Stored records

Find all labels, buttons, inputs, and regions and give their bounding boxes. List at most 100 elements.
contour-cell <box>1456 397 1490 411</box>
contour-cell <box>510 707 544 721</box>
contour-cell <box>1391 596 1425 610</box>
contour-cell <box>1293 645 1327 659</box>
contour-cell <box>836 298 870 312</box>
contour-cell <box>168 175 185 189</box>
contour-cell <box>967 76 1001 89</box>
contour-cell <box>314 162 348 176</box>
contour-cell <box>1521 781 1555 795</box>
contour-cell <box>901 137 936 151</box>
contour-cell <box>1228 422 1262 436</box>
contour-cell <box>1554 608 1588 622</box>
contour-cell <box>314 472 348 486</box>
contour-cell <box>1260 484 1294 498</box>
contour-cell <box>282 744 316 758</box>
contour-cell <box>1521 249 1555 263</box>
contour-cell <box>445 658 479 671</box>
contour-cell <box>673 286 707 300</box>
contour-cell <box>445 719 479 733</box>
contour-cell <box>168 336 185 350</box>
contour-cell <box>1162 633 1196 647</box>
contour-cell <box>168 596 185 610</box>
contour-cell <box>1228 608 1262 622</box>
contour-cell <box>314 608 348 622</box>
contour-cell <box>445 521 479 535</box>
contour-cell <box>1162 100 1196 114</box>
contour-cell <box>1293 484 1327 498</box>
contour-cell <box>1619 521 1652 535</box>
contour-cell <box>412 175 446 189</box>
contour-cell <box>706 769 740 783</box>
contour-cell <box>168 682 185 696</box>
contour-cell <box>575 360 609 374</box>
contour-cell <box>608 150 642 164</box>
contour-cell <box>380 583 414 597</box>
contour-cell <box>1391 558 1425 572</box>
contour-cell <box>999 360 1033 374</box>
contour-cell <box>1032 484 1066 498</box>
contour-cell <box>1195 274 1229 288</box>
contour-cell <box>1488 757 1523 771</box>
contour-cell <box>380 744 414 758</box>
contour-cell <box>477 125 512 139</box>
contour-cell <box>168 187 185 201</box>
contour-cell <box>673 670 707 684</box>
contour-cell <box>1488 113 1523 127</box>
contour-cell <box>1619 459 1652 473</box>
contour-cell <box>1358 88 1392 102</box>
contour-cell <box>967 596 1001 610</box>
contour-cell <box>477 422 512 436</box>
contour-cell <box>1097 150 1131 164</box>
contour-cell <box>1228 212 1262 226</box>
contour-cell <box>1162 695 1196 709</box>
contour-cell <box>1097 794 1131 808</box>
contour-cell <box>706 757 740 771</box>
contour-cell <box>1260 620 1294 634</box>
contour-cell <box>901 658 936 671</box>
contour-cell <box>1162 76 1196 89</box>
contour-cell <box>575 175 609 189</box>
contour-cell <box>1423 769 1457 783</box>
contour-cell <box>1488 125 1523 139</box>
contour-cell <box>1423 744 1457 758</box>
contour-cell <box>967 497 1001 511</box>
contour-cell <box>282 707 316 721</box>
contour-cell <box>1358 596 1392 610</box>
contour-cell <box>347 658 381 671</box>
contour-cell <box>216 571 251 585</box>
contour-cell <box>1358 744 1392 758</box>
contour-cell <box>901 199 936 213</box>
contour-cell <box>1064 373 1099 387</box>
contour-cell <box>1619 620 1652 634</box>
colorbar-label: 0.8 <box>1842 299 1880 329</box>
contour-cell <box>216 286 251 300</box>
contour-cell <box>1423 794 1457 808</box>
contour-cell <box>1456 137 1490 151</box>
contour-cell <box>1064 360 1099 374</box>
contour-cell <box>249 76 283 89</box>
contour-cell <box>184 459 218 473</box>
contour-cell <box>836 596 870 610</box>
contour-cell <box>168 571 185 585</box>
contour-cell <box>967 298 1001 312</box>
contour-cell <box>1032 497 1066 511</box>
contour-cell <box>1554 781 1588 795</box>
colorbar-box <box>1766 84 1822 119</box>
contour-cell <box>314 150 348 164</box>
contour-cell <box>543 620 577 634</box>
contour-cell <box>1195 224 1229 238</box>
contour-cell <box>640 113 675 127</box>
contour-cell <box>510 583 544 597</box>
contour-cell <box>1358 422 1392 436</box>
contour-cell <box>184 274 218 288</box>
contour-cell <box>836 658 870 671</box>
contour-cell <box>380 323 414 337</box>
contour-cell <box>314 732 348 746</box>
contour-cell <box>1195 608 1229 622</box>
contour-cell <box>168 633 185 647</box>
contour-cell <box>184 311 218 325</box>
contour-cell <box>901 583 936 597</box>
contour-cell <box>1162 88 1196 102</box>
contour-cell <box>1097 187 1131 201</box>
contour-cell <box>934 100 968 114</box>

> Requirements: Rewrite the records above, swapping "bounding boxes" for "box coordinates" and leaving everything else unchanged.

> Solution for this task:
Find all labels, buttons, inputs, and regions and give their box coordinates. List at most 100 elements.
contour-cell <box>1456 397 1490 411</box>
contour-cell <box>510 707 544 721</box>
contour-cell <box>1391 596 1425 610</box>
contour-cell <box>1293 645 1327 659</box>
contour-cell <box>836 298 870 312</box>
contour-cell <box>168 175 185 189</box>
contour-cell <box>967 76 1001 89</box>
contour-cell <box>314 162 348 176</box>
contour-cell <box>1521 781 1555 795</box>
contour-cell <box>901 137 936 151</box>
contour-cell <box>1228 422 1262 436</box>
contour-cell <box>1554 608 1588 622</box>
contour-cell <box>314 472 348 486</box>
contour-cell <box>1260 484 1294 498</box>
contour-cell <box>282 744 316 758</box>
contour-cell <box>1521 249 1555 263</box>
contour-cell <box>445 658 479 671</box>
contour-cell <box>673 286 707 300</box>
contour-cell <box>445 719 479 733</box>
contour-cell <box>168 336 185 350</box>
contour-cell <box>1162 633 1196 647</box>
contour-cell <box>168 596 185 610</box>
contour-cell <box>1228 608 1262 622</box>
contour-cell <box>314 608 348 622</box>
contour-cell <box>445 521 479 535</box>
contour-cell <box>1162 100 1196 114</box>
contour-cell <box>1293 484 1327 498</box>
contour-cell <box>1619 521 1652 535</box>
contour-cell <box>412 175 446 189</box>
contour-cell <box>706 769 740 783</box>
contour-cell <box>168 682 185 696</box>
contour-cell <box>575 360 609 374</box>
contour-cell <box>608 150 642 164</box>
contour-cell <box>380 583 414 597</box>
contour-cell <box>1391 558 1425 572</box>
contour-cell <box>999 360 1033 374</box>
contour-cell <box>1032 484 1066 498</box>
contour-cell <box>1195 274 1229 288</box>
contour-cell <box>1488 757 1523 771</box>
contour-cell <box>380 744 414 758</box>
contour-cell <box>477 125 512 139</box>
contour-cell <box>168 187 185 201</box>
contour-cell <box>673 670 707 684</box>
contour-cell <box>1488 113 1523 127</box>
contour-cell <box>1619 459 1652 473</box>
contour-cell <box>1358 88 1392 102</box>
contour-cell <box>967 596 1001 610</box>
contour-cell <box>477 422 512 436</box>
contour-cell <box>1097 150 1131 164</box>
contour-cell <box>1228 212 1262 226</box>
contour-cell <box>1162 695 1196 709</box>
contour-cell <box>1097 794 1131 808</box>
contour-cell <box>706 757 740 771</box>
contour-cell <box>1260 620 1294 634</box>
contour-cell <box>901 658 936 671</box>
contour-cell <box>1162 76 1196 89</box>
contour-cell <box>575 175 609 189</box>
contour-cell <box>1423 769 1457 783</box>
contour-cell <box>1488 125 1523 139</box>
contour-cell <box>1423 744 1457 758</box>
contour-cell <box>967 497 1001 511</box>
contour-cell <box>282 707 316 721</box>
contour-cell <box>1358 596 1392 610</box>
contour-cell <box>347 658 381 671</box>
contour-cell <box>216 571 251 585</box>
contour-cell <box>1358 744 1392 758</box>
contour-cell <box>901 199 936 213</box>
contour-cell <box>1064 373 1099 387</box>
contour-cell <box>1619 620 1652 634</box>
colorbar-label: 0.8 <box>1842 299 1880 329</box>
contour-cell <box>216 286 251 300</box>
contour-cell <box>1423 794 1457 808</box>
contour-cell <box>1456 137 1490 151</box>
contour-cell <box>1064 360 1099 374</box>
contour-cell <box>249 76 283 89</box>
contour-cell <box>184 459 218 473</box>
contour-cell <box>836 596 870 610</box>
contour-cell <box>168 571 185 585</box>
contour-cell <box>967 298 1001 312</box>
contour-cell <box>1032 497 1066 511</box>
contour-cell <box>1554 781 1588 795</box>
colorbar-box <box>1766 84 1822 119</box>
contour-cell <box>314 150 348 164</box>
contour-cell <box>543 620 577 634</box>
contour-cell <box>1195 224 1229 238</box>
contour-cell <box>640 113 675 127</box>
contour-cell <box>510 583 544 597</box>
contour-cell <box>1358 422 1392 436</box>
contour-cell <box>184 274 218 288</box>
contour-cell <box>836 658 870 671</box>
contour-cell <box>380 323 414 337</box>
contour-cell <box>314 732 348 746</box>
contour-cell <box>1195 608 1229 622</box>
contour-cell <box>168 633 185 647</box>
contour-cell <box>184 311 218 325</box>
contour-cell <box>901 583 936 597</box>
contour-cell <box>1162 88 1196 102</box>
contour-cell <box>1097 187 1131 201</box>
contour-cell <box>934 100 968 114</box>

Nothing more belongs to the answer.